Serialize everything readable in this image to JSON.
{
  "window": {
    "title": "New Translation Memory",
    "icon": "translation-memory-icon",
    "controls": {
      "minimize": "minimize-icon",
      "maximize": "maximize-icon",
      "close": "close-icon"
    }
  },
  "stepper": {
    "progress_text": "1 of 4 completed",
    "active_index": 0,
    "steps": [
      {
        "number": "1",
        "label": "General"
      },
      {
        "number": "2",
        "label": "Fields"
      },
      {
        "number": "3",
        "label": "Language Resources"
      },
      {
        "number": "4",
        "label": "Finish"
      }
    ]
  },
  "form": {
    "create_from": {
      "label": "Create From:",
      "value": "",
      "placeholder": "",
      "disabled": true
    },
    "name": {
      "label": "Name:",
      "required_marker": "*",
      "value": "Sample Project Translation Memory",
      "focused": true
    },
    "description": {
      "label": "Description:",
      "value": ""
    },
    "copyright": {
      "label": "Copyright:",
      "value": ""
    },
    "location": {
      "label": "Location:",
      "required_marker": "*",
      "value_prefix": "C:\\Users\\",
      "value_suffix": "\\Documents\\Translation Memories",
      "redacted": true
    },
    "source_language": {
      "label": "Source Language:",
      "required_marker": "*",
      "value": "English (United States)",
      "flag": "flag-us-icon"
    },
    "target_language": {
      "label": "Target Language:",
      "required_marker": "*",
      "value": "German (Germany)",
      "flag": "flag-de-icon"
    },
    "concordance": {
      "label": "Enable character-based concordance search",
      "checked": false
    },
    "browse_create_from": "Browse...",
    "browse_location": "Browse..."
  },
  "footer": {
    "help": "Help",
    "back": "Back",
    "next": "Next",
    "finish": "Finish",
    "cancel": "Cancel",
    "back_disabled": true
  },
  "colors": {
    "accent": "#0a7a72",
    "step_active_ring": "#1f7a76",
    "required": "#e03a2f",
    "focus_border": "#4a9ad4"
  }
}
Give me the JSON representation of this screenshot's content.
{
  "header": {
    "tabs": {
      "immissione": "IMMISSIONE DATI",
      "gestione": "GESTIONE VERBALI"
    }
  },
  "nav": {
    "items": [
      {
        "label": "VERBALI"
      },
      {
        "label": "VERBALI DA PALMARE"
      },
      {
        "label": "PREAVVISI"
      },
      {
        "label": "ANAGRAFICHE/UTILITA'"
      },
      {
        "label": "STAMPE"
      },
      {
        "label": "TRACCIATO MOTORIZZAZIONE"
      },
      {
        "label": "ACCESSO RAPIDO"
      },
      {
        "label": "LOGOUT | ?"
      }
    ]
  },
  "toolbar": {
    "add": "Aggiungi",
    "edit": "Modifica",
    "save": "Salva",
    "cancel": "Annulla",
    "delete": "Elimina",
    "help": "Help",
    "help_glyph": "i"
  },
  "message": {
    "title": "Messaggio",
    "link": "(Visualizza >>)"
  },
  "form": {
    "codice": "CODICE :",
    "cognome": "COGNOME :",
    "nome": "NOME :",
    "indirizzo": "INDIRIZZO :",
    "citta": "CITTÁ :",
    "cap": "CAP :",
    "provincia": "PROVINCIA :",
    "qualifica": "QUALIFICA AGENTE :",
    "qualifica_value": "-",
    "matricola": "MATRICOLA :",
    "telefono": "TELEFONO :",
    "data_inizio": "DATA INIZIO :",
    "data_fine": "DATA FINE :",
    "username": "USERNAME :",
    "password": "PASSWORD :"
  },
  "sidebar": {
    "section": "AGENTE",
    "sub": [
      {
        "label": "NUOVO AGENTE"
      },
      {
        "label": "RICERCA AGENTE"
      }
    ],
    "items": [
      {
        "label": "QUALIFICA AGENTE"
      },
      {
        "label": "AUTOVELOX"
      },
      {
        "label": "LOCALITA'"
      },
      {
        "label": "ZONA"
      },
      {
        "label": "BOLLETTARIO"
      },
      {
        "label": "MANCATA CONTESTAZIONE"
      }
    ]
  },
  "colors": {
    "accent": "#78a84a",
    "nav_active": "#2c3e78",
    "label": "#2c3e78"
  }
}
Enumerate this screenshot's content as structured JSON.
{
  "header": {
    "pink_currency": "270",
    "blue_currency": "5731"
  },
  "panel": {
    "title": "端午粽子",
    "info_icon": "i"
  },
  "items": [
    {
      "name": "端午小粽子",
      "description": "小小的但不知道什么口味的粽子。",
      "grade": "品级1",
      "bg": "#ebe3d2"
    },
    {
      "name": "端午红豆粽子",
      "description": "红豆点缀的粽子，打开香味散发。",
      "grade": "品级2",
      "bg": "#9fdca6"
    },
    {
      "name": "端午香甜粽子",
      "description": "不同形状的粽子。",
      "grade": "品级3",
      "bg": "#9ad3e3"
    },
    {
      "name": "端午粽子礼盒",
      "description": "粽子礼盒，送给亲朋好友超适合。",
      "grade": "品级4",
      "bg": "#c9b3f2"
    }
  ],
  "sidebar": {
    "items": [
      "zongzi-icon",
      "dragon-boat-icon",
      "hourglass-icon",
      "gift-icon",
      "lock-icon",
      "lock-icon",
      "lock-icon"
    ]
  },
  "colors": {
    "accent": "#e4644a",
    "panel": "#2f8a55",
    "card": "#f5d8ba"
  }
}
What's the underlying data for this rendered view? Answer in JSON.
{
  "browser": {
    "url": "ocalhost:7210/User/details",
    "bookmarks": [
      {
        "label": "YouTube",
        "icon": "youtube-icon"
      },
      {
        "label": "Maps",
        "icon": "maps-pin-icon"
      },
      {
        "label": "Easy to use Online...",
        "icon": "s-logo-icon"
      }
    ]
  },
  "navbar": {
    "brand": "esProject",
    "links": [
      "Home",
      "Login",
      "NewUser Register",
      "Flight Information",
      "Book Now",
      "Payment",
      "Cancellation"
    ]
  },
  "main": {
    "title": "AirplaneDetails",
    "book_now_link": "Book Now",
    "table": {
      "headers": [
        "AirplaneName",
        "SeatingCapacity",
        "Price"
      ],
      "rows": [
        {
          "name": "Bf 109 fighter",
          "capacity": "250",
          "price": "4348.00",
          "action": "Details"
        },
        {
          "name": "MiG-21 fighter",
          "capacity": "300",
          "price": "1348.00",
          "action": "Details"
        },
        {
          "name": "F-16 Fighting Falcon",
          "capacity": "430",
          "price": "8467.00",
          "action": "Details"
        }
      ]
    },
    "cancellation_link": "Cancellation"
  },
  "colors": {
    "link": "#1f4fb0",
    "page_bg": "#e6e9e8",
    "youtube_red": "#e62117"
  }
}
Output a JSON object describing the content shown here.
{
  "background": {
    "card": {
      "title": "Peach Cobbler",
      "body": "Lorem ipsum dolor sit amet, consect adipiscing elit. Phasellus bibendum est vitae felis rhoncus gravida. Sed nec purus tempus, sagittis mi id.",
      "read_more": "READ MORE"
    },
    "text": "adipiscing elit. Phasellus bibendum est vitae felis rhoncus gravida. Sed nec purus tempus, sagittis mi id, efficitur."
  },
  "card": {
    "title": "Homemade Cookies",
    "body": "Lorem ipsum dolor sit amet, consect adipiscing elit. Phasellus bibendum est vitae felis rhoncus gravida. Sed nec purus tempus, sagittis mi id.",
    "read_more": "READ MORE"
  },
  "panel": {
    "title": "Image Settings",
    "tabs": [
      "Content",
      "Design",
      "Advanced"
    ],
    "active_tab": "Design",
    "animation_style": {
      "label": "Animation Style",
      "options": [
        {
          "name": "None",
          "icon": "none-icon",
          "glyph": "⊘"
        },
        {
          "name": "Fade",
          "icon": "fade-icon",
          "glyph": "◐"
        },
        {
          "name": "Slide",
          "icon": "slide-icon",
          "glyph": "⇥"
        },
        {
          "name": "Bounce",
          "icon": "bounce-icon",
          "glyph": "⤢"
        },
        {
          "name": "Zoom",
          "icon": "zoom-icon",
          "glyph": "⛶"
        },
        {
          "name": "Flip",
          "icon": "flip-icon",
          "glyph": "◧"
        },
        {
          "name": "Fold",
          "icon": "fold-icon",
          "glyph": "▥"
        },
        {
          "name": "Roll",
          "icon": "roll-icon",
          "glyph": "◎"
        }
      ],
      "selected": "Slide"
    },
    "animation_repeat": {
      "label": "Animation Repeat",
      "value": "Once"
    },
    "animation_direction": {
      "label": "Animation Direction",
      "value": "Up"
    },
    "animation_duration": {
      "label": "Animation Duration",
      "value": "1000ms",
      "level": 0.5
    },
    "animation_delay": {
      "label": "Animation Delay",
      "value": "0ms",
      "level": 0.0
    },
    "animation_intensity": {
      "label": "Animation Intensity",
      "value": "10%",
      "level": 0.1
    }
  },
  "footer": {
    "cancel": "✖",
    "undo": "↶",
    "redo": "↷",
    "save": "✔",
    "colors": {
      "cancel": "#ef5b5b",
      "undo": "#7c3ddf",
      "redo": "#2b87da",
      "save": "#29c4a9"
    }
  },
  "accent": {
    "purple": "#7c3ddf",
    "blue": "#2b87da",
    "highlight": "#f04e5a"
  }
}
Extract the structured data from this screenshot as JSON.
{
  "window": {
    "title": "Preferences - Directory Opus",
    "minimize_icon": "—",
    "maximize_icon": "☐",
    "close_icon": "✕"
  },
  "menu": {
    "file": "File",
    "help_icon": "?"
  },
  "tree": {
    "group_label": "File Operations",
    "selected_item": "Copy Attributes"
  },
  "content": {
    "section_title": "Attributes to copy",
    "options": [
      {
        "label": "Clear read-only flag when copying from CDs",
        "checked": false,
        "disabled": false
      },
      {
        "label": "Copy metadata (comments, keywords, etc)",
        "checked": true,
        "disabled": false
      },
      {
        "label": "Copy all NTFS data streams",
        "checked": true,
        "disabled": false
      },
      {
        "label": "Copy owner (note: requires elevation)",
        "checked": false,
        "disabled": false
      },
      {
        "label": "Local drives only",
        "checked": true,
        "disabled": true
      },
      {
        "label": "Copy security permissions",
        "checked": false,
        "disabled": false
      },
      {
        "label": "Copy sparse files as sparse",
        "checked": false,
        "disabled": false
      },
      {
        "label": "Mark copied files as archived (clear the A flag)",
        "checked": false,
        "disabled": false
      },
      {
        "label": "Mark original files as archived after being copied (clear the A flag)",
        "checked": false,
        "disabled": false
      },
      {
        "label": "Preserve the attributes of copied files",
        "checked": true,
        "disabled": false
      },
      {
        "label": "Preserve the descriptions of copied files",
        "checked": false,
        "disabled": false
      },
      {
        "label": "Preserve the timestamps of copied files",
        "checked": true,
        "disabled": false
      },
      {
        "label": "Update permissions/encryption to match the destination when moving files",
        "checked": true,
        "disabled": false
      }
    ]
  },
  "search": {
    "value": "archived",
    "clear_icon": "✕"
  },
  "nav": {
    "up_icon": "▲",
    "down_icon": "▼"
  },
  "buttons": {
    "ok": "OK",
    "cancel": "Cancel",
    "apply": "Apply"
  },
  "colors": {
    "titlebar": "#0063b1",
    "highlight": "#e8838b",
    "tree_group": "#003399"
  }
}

##########

* [INSTRUCTIONS TO FOLLOW] Go through the records above and copy every line with the word "bibendum".

* [OUTPUT FOR THIS EXERCISE]
      "body": "Lorem ipsum dolor sit amet, consect adipiscing elit. Phasellus bibendum est vitae felis rhoncus gravida. Sed nec purus tempus, sagittis mi id.",
    "text": "adipiscing elit. Phasellus bibendum est vitae felis rhoncus gravida. Sed nec purus tempus, sagittis mi id, efficitur."
    "body": "Lorem ipsum dolor sit amet, consect adipiscing elit. Phasellus bibendum est vitae felis rhoncus gravida. Sed nec purus tempus, sagittis mi id.",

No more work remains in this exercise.